■ What is needed ■
In the entries below, count every line with the string "date". State the count and nothing else.

Data items:
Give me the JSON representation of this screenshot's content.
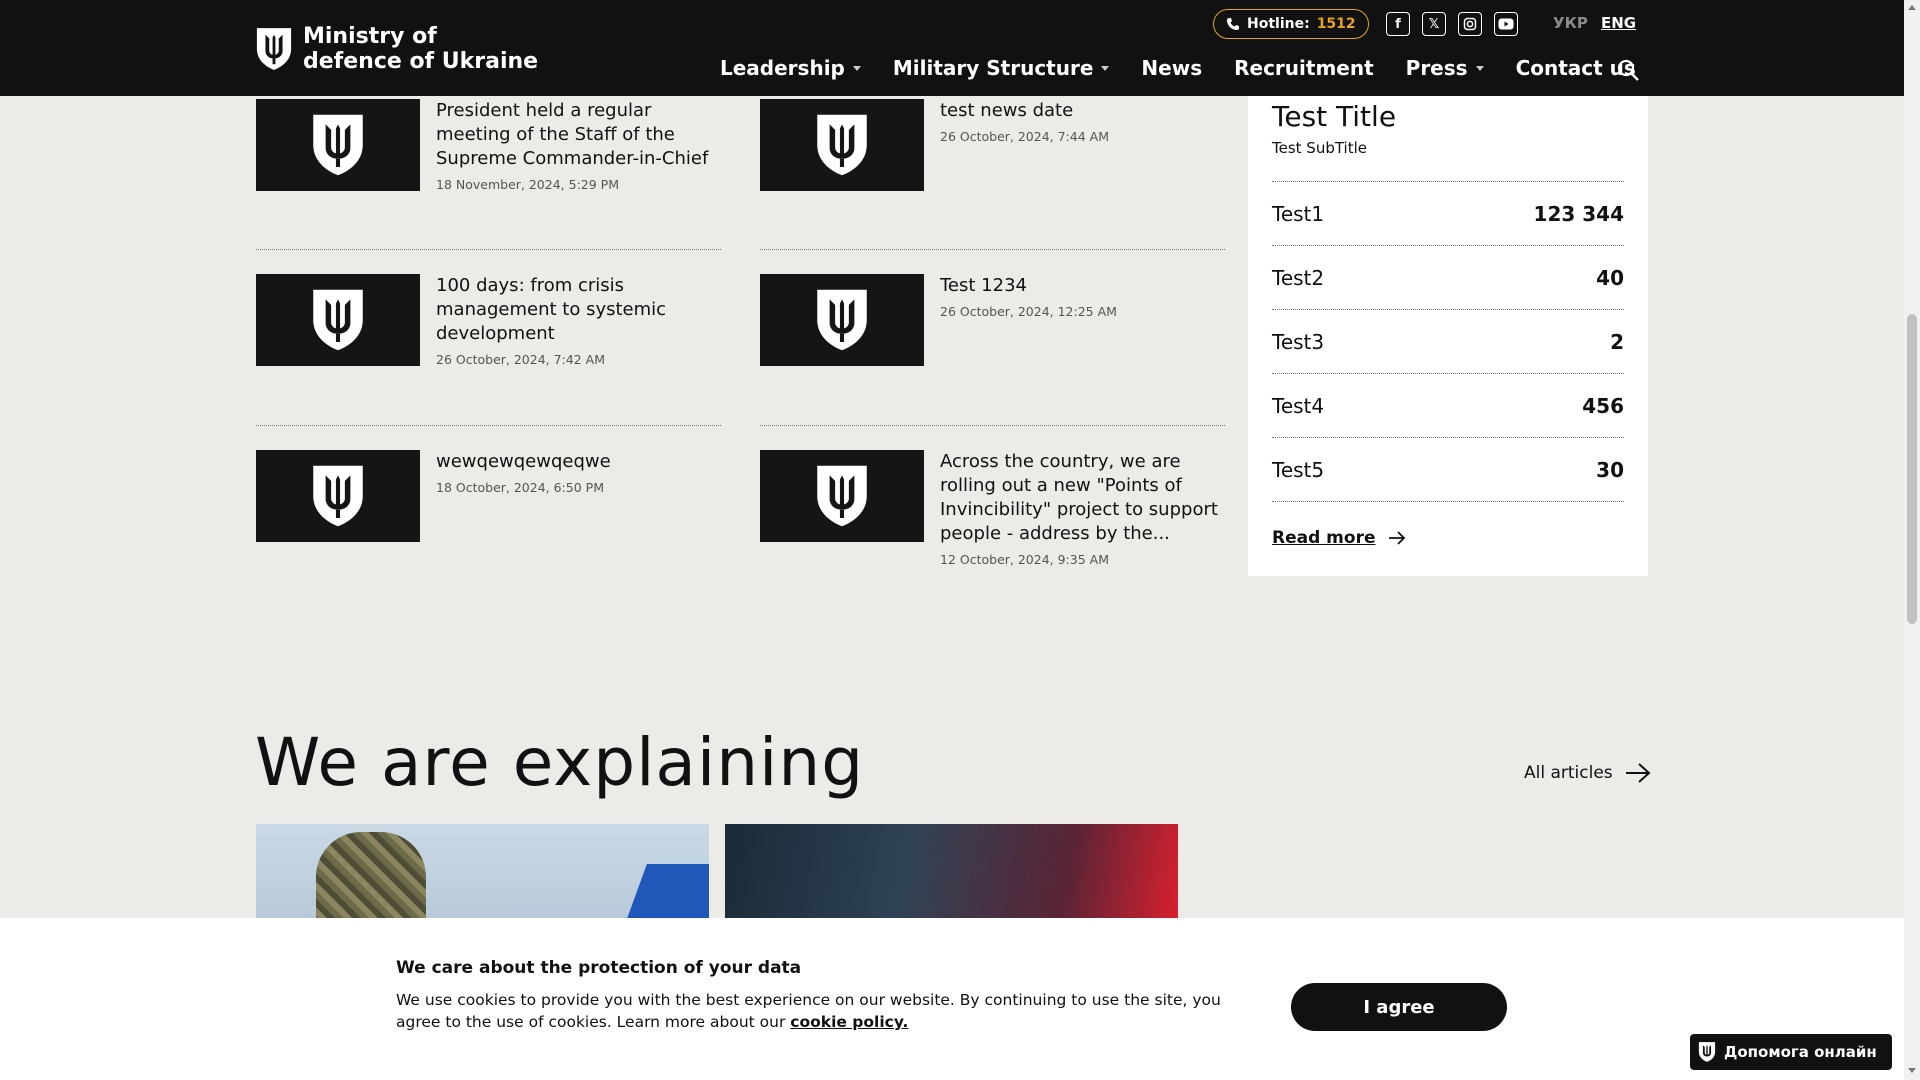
{
  "header": {
    "logo_line1": "Ministry of",
    "logo_line2": "defence of Ukraine",
    "hotline_label": "Hotline:",
    "hotline_number": "1512",
    "social": [
      "facebook",
      "x",
      "instagram",
      "youtube"
    ],
    "lang_ukr": "УКР",
    "lang_eng": "ENG",
    "nav": [
      "Leadership",
      "Military Structure",
      "News",
      "Recruitment",
      "Press",
      "Contact us"
    ]
  },
  "news": [
    {
      "title": "President held a regular meeting of the Staff of the Supreme Commander-in-Chief",
      "date": "18 November, 2024, 5:29 PM"
    },
    {
      "title": "test news date",
      "date": "26 October, 2024, 7:44 AM"
    },
    {
      "title": "100 days: from crisis management to systemic development",
      "date": "26 October, 2024, 7:42 AM"
    },
    {
      "title": "Test 1234",
      "date": "26 October, 2024, 12:25 AM"
    },
    {
      "title": "wewqewqewqeqwe",
      "date": "18 October, 2024, 6:50 PM"
    },
    {
      "title": "Across the country, we are rolling out a new \"Points of Invincibility\" project to support people - address by the...",
      "date": "12 October, 2024, 9:35 AM"
    }
  ],
  "stats": {
    "title": "Test Title",
    "subtitle": "Test SubTitle",
    "rows": [
      {
        "label": "Test1",
        "value": "123 344"
      },
      {
        "label": "Test2",
        "value": "40"
      },
      {
        "label": "Test3",
        "value": "2"
      },
      {
        "label": "Test4",
        "value": "456"
      },
      {
        "label": "Test5",
        "value": "30"
      }
    ],
    "read_more": "Read more"
  },
  "section": {
    "title": "We are explaining",
    "all_articles": "All articles"
  },
  "cookie": {
    "heading": "We care about the protection of your data",
    "text": "We use cookies to provide you with the best experience on our website. By continuing to use the site, you agree to the use of cookies. Learn more about our ",
    "link": "cookie policy.",
    "agree": "I agree"
  },
  "help_button": "Допомога онлайн",
  "colors": {
    "accent": "#e8a21c",
    "header_bg": "#111111",
    "page_bg": "#edebe7"
  }
}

■ Reply ■
7